** What is expected **
The data below must be copied in full and without any change.

** Input data **
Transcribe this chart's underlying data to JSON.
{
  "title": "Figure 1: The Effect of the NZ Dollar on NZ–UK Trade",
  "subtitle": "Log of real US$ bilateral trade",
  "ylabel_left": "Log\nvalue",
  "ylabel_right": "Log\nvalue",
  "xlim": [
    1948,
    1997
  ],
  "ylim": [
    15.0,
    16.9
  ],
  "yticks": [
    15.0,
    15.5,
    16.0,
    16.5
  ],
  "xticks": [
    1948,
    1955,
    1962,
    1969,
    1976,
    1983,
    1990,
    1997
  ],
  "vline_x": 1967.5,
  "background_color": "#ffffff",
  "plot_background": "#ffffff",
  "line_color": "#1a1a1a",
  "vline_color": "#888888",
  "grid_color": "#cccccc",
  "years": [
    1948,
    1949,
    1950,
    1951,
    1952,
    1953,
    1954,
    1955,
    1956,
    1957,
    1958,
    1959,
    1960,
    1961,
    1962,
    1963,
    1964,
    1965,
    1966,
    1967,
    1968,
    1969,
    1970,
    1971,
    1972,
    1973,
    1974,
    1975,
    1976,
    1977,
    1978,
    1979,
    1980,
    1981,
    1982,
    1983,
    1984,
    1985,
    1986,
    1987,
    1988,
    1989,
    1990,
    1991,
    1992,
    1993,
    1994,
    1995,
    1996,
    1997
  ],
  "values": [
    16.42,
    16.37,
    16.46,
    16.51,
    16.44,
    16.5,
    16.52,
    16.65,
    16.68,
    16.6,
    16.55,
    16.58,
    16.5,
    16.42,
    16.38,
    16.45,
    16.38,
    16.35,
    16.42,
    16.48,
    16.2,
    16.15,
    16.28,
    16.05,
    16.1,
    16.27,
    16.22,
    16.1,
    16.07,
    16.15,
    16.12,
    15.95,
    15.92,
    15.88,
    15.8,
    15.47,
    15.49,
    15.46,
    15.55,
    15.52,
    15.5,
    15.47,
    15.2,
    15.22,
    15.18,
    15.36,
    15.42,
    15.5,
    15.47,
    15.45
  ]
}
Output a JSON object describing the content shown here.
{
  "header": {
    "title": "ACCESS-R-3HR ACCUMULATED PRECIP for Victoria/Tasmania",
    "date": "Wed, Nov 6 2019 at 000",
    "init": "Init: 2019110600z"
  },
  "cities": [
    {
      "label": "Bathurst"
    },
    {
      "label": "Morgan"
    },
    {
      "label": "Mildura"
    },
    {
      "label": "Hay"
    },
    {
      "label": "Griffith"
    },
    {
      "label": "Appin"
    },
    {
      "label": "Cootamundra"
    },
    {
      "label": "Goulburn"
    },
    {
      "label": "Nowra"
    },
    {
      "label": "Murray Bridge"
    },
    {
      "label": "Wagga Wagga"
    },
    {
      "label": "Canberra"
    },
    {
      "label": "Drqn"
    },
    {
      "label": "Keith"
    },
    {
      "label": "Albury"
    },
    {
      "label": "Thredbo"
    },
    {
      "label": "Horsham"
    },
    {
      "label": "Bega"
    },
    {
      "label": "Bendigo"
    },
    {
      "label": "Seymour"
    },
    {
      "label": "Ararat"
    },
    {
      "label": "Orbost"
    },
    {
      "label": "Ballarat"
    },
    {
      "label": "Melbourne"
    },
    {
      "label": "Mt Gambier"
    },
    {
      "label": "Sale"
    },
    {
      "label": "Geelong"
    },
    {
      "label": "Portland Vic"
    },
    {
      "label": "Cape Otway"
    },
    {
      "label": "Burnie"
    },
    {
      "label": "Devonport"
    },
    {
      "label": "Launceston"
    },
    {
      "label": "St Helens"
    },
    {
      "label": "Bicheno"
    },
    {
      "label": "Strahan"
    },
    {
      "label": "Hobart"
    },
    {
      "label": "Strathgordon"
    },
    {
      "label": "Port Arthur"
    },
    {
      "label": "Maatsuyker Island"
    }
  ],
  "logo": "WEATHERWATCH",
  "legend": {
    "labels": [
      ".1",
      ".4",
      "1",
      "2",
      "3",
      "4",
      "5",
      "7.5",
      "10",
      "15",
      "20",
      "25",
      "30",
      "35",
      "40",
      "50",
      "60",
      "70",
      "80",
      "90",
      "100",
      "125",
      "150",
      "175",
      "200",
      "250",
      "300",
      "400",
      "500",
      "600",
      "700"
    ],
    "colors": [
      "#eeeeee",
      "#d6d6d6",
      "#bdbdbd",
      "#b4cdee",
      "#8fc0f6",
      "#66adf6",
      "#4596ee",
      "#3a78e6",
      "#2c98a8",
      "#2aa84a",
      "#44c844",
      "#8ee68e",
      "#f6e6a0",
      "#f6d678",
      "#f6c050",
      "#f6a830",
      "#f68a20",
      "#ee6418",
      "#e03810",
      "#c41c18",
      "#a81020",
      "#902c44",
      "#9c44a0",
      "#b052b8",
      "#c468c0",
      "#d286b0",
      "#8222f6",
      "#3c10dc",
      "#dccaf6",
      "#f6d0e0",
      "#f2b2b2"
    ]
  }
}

** Correct output **
Transcribe this chart's underlying data to JSON.
{
  "title": "Figure 1: The Effect of the NZ Dollar on NZ–UK Trade",
  "subtitle": "Log of real US$ bilateral trade",
  "ylabel_left": "Log\nvalue",
  "ylabel_right": "Log\nvalue",
  "xlim": [
    1948,
    1997
  ],
  "ylim": [
    15.0,
    16.9
  ],
  "yticks": [
    15.0,
    15.5,
    16.0,
    16.5
  ],
  "xticks": [
    1948,
    1955,
    1962,
    1969,
    1976,
    1983,
    1990,
    1997
  ],
  "vline_x": 1967.5,
  "background_color": "#ffffff",
  "plot_background": "#ffffff",
  "line_color": "#1a1a1a",
  "vline_color": "#888888",
  "grid_color": "#cccccc",
  "years": [
    1948,
    1949,
    1950,
    1951,
    1952,
    1953,
    1954,
    1955,
    1956,
    1957,
    1958,
    1959,
    1960,
    1961,
    1962,
    1963,
    1964,
    1965,
    1966,
    1967,
    1968,
    1969,
    1970,
    1971,
    1972,
    1973,
    1974,
    1975,
    1976,
    1977,
    1978,
    1979,
    1980,
    1981,
    1982,
    1983,
    1984,
    1985,
    1986,
    1987,
    1988,
    1989,
    1990,
    1991,
    1992,
    1993,
    1994,
    1995,
    1996,
    1997
  ],
  "values": [
    16.42,
    16.37,
    16.46,
    16.51,
    16.44,
    16.5,
    16.52,
    16.65,
    16.68,
    16.6,
    16.55,
    16.58,
    16.5,
    16.42,
    16.38,
    16.45,
    16.38,
    16.35,
    16.42,
    16.48,
    16.2,
    16.15,
    16.28,
    16.05,
    16.1,
    16.27,
    16.22,
    16.1,
    16.07,
    16.15,
    16.12,
    15.95,
    15.92,
    15.88,
    15.8,
    15.47,
    15.49,
    15.46,
    15.55,
    15.52,
    15.5,
    15.47,
    15.2,
    15.22,
    15.18,
    15.36,
    15.42,
    15.5,
    15.47,
    15.45
  ]
}
Output a JSON object describing the content shown here.
{
  "header": {
    "title": "ACCESS-R-3HR ACCUMULATED PRECIP for Victoria/Tasmania",
    "date": "Wed, Nov 6 2019 at 000",
    "init": "Init: 2019110600z"
  },
  "cities": [
    {
      "label": "Bathurst"
    },
    {
      "label": "Morgan"
    },
    {
      "label": "Mildura"
    },
    {
      "label": "Hay"
    },
    {
      "label": "Griffith"
    },
    {
      "label": "Appin"
    },
    {
      "label": "Cootamundra"
    },
    {
      "label": "Goulburn"
    },
    {
      "label": "Nowra"
    },
    {
      "label": "Murray Bridge"
    },
    {
      "label": "Wagga Wagga"
    },
    {
      "label": "Canberra"
    },
    {
      "label": "Drqn"
    },
    {
      "label": "Keith"
    },
    {
      "label": "Albury"
    },
    {
      "label": "Thredbo"
    },
    {
      "label": "Horsham"
    },
    {
      "label": "Bega"
    },
    {
      "label": "Bendigo"
    },
    {
      "label": "Seymour"
    },
    {
      "label": "Ararat"
    },
    {
      "label": "Orbost"
    },
    {
      "label": "Ballarat"
    },
    {
      "label": "Melbourne"
    },
    {
      "label": "Mt Gambier"
    },
    {
      "label": "Sale"
    },
    {
      "label": "Geelong"
    },
    {
      "label": "Portland Vic"
    },
    {
      "label": "Cape Otway"
    },
    {
      "label": "Burnie"
    },
    {
      "label": "Devonport"
    },
    {
      "label": "Launceston"
    },
    {
      "label": "St Helens"
    },
    {
      "label": "Bicheno"
    },
    {
      "label": "Strahan"
    },
    {
      "label": "Hobart"
    },
    {
      "label": "Strathgordon"
    },
    {
      "label": "Port Arthur"
    },
    {
      "label": "Maatsuyker Island"
    }
  ],
  "logo": "WEATHERWATCH",
  "legend": {
    "labels": [
      ".1",
      ".4",
      "1",
      "2",
      "3",
      "4",
      "5",
      "7.5",
      "10",
      "15",
      "20",
      "25",
      "30",
      "35",
      "40",
      "50",
      "60",
      "70",
      "80",
      "90",
      "100",
      "125",
      "150",
      "175",
      "200",
      "250",
      "300",
      "400",
      "500",
      "600",
      "700"
    ],
    "colors": [
      "#eeeeee",
      "#d6d6d6",
      "#bdbdbd",
      "#b4cdee",
      "#8fc0f6",
      "#66adf6",
      "#4596ee",
      "#3a78e6",
      "#2c98a8",
      "#2aa84a",
      "#44c844",
      "#8ee68e",
      "#f6e6a0",
      "#f6d678",
      "#f6c050",
      "#f6a830",
      "#f68a20",
      "#ee6418",
      "#e03810",
      "#c41c18",
      "#a81020",
      "#902c44",
      "#9c44a0",
      "#b052b8",
      "#c468c0",
      "#d286b0",
      "#8222f6",
      "#3c10dc",
      "#dccaf6",
      "#f6d0e0",
      "#f2b2b2"
    ]
  }
}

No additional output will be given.